*Problem statement*.
Select all lines holding the word "Test" from the entries that follow.

Data entries:
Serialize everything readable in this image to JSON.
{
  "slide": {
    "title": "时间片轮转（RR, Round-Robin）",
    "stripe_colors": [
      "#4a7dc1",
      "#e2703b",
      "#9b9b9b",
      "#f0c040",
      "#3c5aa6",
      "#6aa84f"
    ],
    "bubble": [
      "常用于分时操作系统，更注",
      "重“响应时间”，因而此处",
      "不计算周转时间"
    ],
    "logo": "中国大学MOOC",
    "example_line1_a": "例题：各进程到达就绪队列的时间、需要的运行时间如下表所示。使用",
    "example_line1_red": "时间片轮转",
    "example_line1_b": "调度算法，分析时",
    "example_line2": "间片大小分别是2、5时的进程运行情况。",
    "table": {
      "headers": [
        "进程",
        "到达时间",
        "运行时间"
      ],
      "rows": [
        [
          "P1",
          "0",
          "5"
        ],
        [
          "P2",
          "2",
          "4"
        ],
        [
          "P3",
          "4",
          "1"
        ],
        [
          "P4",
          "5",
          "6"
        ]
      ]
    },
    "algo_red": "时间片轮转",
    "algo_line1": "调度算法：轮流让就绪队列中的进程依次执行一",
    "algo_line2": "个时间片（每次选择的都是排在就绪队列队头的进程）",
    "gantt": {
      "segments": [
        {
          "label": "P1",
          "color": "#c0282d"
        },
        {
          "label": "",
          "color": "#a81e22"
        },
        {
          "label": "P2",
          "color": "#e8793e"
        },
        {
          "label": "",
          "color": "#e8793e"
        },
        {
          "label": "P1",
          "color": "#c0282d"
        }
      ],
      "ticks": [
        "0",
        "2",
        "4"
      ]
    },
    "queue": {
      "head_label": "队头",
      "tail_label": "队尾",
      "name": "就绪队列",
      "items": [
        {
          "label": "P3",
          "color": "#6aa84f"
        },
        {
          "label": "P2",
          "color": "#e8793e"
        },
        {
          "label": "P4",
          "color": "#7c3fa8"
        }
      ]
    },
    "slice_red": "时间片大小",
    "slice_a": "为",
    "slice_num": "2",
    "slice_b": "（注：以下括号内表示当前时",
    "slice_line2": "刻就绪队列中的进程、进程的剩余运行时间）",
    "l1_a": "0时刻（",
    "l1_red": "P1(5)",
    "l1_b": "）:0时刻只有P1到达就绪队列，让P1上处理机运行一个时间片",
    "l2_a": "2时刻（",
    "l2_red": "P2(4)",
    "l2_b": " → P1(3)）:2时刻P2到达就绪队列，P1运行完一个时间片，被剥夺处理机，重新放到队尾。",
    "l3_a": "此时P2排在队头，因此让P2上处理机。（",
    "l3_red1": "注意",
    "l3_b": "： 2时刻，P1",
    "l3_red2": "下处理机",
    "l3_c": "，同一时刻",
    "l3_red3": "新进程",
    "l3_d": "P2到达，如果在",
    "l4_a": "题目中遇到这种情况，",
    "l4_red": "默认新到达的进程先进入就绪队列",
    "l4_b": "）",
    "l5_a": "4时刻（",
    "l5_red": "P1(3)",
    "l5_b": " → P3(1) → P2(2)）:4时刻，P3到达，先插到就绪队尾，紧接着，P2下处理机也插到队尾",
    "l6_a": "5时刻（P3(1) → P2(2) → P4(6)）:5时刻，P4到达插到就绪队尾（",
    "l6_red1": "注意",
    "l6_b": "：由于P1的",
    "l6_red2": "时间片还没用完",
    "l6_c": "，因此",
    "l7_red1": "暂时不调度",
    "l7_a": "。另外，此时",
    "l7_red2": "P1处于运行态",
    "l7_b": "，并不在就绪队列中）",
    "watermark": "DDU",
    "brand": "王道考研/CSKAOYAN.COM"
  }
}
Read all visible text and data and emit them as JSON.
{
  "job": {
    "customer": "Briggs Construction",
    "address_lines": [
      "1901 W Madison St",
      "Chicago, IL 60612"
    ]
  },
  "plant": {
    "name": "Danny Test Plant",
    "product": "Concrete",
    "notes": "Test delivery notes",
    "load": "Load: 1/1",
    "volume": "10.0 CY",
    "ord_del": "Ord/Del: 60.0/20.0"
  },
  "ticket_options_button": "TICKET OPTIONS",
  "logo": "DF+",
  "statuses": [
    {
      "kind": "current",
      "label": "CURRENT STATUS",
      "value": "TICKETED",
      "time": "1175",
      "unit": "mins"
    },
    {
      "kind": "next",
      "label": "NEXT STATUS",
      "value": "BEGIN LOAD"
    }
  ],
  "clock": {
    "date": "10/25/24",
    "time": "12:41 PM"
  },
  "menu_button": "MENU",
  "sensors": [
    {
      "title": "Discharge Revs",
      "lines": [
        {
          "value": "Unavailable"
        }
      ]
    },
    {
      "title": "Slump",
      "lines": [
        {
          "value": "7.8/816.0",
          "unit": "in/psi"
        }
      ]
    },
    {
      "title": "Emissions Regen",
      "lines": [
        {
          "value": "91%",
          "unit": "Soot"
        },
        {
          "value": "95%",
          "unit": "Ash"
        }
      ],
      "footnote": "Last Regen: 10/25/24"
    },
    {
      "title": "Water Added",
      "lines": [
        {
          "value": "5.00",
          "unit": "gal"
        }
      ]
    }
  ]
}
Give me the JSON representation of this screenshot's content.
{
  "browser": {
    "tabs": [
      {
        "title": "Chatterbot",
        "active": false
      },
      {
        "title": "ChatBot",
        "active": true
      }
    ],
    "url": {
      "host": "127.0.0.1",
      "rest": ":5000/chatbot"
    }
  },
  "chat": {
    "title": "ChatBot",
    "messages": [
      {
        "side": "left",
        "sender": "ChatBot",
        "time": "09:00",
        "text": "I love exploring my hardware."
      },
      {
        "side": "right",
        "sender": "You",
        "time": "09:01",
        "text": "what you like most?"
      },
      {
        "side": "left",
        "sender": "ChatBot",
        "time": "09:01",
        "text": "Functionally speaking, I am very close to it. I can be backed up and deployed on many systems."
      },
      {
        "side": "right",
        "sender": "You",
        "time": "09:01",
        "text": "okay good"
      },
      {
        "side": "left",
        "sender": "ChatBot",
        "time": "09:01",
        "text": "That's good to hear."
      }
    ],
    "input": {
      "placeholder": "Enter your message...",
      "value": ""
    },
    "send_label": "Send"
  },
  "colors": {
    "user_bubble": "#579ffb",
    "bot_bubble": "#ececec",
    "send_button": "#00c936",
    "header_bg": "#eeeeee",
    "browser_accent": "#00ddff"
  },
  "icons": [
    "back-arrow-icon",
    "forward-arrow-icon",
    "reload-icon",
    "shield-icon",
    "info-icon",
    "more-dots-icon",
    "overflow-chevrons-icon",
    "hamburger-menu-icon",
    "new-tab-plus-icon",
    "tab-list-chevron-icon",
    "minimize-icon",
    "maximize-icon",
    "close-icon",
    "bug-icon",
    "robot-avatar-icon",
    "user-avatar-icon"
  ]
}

*Written solution*.
    "name": "Danny Test Plant",
    "notes": "Test delivery notes",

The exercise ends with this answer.